Collected data entries

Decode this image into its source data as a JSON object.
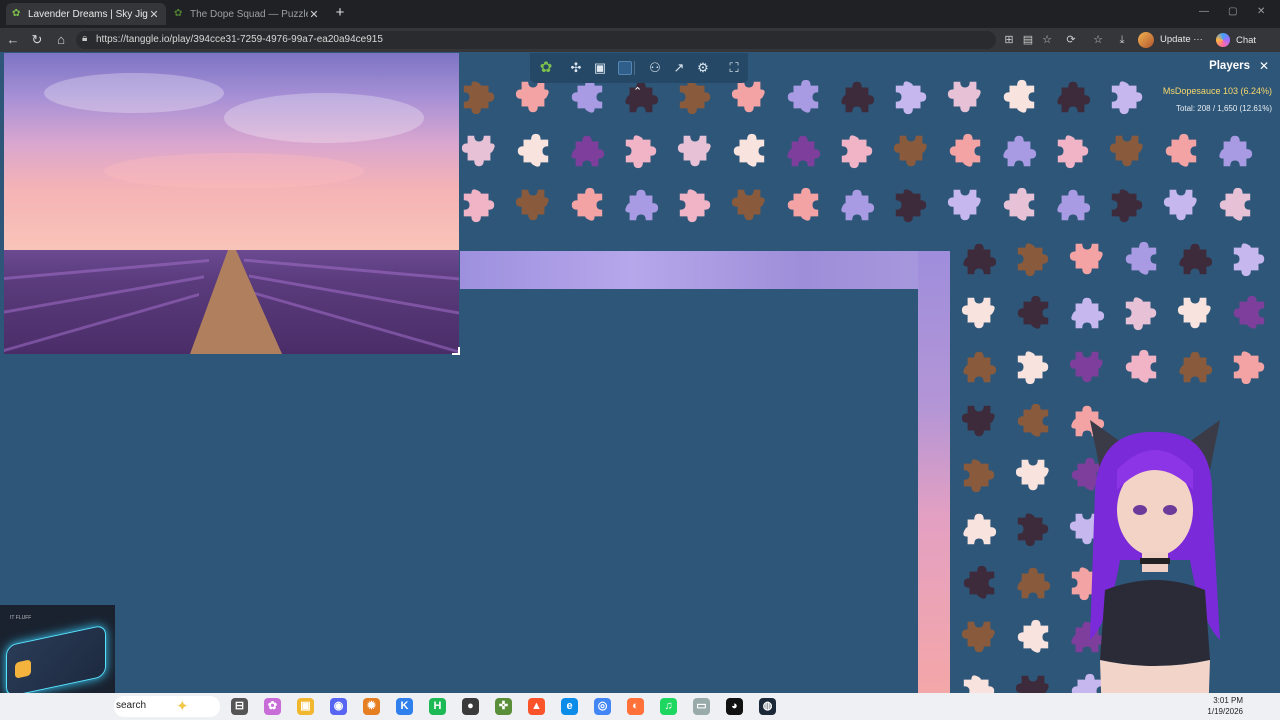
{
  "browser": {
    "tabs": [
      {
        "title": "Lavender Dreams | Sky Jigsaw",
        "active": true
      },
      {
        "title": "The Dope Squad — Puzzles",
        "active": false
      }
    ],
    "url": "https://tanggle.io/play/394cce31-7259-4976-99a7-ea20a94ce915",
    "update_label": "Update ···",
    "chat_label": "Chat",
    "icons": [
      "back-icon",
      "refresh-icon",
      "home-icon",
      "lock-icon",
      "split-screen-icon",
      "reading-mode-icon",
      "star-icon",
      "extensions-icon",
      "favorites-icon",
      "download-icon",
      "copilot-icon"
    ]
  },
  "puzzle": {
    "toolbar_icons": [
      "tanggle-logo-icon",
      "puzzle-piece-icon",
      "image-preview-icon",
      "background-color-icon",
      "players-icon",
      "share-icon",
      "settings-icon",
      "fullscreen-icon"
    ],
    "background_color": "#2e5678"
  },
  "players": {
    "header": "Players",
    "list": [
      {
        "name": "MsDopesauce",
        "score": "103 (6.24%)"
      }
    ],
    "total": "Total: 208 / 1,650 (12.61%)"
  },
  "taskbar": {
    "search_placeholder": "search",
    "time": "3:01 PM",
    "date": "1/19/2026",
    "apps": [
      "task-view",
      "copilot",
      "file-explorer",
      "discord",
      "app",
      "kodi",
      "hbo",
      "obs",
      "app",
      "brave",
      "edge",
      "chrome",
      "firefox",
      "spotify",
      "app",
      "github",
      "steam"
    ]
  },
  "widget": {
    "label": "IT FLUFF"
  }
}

...

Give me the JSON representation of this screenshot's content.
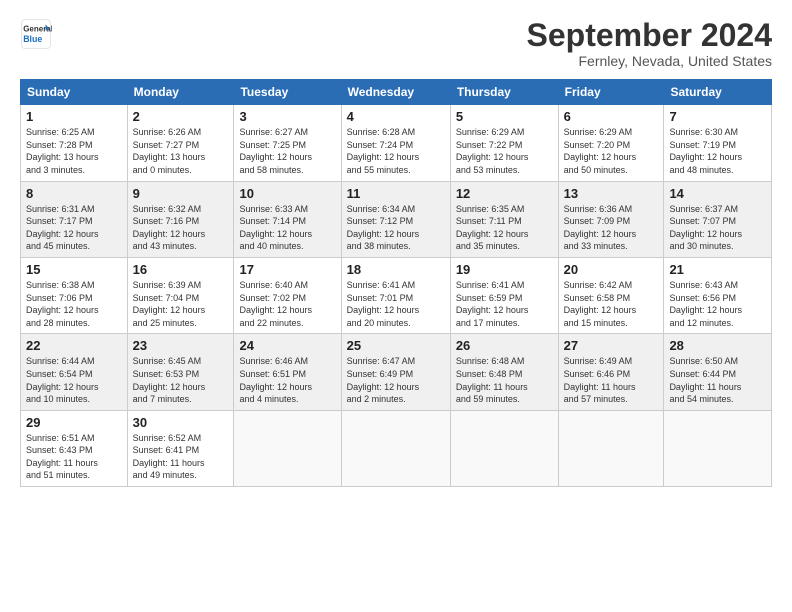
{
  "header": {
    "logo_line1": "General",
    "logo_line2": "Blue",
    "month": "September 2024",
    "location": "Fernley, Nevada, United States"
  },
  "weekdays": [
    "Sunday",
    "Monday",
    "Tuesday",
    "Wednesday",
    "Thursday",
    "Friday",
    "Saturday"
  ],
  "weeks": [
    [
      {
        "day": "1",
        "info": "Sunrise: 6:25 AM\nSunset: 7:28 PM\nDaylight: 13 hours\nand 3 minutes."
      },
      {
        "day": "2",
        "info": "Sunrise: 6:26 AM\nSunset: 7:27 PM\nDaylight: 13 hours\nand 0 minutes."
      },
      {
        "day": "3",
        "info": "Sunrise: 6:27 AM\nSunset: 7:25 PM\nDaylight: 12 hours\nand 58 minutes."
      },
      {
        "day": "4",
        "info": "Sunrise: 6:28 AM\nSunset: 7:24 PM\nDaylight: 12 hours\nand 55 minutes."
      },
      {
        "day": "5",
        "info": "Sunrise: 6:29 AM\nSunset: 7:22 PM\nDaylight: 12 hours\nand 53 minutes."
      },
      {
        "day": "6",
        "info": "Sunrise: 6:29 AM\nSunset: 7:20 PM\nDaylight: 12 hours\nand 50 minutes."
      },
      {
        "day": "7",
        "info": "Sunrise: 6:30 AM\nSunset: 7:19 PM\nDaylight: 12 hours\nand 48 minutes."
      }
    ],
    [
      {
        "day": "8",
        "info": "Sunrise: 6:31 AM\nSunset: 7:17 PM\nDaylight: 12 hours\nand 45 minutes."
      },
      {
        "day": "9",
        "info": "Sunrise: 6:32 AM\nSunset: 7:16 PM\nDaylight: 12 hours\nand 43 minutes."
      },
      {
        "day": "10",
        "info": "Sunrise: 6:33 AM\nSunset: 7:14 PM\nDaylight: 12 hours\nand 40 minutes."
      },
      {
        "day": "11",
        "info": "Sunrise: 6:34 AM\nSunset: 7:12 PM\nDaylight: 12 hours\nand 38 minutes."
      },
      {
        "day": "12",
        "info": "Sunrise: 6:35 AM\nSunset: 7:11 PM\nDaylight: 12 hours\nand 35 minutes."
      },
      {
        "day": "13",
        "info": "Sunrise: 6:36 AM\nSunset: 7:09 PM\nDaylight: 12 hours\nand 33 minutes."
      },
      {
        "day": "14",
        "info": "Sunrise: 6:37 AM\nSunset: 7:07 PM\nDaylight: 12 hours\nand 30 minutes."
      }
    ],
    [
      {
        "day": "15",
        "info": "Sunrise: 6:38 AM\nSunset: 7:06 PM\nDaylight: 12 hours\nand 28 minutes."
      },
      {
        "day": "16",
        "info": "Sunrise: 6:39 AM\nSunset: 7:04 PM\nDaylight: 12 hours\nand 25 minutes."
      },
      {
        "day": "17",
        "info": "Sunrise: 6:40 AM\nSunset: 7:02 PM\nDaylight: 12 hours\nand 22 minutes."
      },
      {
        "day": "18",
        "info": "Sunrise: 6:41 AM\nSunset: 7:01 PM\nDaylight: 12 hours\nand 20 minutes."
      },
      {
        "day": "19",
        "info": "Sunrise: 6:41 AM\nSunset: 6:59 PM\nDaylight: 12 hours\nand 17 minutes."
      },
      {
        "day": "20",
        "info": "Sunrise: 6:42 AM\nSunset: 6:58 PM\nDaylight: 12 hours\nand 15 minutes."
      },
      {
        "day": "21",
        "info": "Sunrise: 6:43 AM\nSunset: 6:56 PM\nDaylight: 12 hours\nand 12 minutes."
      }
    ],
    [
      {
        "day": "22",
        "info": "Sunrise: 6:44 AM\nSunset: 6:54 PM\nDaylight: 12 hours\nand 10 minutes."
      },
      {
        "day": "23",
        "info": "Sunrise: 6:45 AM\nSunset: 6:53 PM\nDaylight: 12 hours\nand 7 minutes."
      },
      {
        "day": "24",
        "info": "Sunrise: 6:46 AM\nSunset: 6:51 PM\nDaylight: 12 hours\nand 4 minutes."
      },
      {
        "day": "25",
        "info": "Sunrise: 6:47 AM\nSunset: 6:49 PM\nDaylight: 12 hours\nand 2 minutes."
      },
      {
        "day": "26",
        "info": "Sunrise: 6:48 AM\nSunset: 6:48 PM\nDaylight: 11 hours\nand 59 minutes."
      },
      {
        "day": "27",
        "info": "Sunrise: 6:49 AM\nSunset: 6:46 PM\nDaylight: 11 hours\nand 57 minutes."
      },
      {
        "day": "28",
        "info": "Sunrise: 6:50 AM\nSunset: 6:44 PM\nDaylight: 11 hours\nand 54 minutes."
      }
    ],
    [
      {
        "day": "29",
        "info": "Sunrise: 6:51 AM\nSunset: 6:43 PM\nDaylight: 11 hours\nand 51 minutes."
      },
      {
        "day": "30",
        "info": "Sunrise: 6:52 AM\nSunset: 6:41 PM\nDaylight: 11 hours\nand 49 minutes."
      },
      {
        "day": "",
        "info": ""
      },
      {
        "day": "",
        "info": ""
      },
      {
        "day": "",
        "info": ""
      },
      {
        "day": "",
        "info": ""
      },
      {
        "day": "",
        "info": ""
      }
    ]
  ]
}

### Short problem
Return every line from the records above that holds the word "title".

### Response for this exercise
        "title": "Lavender Dreams | Sky Jigsaw",
        "title": "The Dope Squad — Puzzles",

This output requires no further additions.